What is needed =
From the entries that follow, extract each line holding the string "การเป".

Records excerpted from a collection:

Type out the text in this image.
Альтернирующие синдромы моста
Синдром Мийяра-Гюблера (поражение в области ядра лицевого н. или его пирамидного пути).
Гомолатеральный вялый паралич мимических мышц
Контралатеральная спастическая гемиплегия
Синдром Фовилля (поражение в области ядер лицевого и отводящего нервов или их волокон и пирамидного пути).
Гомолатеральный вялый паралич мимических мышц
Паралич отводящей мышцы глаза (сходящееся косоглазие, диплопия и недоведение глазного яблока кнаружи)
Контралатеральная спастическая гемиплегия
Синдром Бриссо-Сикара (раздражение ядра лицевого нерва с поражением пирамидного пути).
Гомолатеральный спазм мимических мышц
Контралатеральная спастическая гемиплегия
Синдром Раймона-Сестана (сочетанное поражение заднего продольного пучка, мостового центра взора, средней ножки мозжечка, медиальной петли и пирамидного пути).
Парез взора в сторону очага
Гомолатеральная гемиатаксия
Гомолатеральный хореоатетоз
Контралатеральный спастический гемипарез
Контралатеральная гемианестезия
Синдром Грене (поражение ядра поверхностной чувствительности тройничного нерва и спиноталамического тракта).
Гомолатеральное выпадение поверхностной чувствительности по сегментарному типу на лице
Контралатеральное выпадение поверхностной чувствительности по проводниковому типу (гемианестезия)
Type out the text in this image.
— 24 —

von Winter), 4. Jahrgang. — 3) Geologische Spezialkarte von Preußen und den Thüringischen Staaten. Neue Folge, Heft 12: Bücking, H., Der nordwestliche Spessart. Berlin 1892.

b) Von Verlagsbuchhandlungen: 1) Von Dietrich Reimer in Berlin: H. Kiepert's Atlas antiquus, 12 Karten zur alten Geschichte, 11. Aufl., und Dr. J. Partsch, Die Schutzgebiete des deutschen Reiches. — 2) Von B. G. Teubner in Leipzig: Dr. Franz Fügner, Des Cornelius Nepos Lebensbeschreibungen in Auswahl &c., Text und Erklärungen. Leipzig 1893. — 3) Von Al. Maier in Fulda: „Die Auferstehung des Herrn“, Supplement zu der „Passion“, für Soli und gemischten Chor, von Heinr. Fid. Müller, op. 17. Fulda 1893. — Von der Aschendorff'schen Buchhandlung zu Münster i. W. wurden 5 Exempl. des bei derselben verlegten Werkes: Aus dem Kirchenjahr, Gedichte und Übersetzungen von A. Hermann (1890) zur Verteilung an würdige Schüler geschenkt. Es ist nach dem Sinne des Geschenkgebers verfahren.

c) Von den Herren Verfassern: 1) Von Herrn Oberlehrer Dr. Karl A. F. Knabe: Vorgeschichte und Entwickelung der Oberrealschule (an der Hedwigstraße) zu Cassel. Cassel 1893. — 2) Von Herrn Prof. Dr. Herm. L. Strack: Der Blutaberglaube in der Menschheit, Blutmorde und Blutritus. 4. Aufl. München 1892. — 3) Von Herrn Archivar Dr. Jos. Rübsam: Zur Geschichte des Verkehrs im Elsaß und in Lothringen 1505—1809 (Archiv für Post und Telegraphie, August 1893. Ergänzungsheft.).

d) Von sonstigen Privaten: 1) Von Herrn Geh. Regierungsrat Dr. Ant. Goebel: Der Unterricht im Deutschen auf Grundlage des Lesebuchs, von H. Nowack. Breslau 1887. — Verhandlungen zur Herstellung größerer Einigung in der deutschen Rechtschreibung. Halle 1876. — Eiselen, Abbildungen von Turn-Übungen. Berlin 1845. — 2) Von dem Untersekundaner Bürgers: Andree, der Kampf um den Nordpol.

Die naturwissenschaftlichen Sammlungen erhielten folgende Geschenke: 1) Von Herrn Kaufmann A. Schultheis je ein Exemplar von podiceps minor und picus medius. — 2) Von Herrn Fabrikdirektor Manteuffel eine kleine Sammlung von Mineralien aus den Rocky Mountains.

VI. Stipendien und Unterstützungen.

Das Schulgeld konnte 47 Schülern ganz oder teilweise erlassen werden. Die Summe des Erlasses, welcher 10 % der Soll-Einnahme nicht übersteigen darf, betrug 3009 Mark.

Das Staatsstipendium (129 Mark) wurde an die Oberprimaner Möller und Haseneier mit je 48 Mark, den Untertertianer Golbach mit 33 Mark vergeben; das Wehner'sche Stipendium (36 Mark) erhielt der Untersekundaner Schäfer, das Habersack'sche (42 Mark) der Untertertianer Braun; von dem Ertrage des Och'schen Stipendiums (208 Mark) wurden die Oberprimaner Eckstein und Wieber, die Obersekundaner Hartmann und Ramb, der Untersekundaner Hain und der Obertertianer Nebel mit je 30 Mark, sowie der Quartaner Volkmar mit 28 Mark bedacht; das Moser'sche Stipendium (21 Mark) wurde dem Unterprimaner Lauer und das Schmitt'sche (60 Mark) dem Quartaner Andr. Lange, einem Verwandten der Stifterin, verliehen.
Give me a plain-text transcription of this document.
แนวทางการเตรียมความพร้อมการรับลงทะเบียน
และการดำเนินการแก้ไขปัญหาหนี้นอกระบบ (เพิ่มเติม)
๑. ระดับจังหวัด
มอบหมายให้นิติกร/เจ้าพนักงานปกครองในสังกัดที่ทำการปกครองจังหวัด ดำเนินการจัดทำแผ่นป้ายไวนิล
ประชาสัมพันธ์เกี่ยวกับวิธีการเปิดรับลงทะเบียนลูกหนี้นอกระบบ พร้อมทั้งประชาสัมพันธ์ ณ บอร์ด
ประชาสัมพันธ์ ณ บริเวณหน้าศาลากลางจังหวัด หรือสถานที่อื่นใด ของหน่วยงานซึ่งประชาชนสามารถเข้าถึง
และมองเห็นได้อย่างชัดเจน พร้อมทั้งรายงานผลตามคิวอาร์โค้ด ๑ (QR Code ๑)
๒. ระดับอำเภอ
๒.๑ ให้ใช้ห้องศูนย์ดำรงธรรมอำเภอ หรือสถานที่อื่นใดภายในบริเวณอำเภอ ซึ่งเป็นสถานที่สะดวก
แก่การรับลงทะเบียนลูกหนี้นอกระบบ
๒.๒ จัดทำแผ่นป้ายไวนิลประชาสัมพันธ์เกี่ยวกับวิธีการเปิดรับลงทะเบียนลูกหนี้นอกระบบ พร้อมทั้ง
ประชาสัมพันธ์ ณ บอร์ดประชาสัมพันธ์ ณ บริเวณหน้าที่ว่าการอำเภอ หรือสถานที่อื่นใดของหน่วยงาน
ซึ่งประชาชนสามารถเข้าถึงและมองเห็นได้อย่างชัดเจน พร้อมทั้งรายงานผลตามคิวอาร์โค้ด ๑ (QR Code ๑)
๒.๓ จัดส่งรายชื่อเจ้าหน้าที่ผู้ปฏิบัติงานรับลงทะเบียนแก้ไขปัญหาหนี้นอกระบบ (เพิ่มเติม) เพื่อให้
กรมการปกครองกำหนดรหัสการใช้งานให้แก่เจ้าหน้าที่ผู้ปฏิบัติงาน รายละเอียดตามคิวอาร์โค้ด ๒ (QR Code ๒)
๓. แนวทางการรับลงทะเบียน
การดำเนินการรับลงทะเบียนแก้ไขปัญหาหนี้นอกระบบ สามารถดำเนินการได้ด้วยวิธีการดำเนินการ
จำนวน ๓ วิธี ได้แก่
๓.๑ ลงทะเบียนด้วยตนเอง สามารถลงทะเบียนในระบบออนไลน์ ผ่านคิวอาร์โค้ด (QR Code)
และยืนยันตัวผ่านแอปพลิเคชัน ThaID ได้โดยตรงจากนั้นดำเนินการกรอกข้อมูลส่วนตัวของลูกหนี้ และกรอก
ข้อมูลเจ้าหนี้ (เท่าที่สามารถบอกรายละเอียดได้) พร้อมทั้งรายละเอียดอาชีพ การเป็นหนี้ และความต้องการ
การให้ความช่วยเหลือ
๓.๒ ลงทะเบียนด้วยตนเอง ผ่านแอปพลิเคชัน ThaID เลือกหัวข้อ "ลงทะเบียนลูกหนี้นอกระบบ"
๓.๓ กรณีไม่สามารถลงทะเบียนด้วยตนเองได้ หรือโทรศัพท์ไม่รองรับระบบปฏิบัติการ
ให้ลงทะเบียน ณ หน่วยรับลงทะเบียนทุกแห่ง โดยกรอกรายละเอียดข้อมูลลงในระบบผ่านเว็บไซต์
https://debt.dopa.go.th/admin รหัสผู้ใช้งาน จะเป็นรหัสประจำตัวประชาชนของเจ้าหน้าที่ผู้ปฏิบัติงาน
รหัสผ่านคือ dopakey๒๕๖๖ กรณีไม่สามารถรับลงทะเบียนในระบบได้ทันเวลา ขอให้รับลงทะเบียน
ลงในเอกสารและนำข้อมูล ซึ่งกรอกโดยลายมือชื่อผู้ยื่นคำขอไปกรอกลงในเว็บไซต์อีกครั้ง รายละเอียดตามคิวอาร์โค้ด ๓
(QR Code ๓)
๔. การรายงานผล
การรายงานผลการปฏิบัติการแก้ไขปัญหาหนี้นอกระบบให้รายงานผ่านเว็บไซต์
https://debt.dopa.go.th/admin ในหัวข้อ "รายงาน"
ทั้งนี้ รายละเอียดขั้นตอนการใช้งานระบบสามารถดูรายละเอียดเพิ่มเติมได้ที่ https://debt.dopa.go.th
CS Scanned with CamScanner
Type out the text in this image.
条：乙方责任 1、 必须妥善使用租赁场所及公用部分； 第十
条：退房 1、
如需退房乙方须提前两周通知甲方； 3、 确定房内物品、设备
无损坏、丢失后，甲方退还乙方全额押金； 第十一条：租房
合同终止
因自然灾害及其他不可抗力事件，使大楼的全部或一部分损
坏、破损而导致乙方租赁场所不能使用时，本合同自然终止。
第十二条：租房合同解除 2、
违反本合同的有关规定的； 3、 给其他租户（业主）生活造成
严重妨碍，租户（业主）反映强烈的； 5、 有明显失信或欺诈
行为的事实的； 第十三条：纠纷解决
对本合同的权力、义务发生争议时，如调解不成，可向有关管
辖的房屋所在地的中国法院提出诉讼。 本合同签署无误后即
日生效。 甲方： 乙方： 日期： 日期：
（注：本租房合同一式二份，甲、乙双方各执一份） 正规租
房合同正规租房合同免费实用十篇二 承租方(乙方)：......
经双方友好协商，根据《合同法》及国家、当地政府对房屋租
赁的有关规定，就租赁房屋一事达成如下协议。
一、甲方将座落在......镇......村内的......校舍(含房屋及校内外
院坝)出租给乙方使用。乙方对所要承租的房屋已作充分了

The result =
ประชาสัมพันธ์เกี่ยวกับวิธีการเปิดรับลงทะเบียนลูกหนี้นอกระบบ พร้อมทั้งประชาสัมพันธ์ ณ บอร์ด
๒.๒ จัดทำแผ่นป้ายไวนิลประชาสัมพันธ์เกี่ยวกับวิธีการเปิดรับลงทะเบียนลูกหนี้นอกระบบ พร้อมทั้ง
ข้อมูลเจ้าหนี้ (เท่าที่สามารถบอกรายละเอียดได้) พร้อมทั้งรายละเอียดอาชีพ การเป็นหนี้ และความต้องการ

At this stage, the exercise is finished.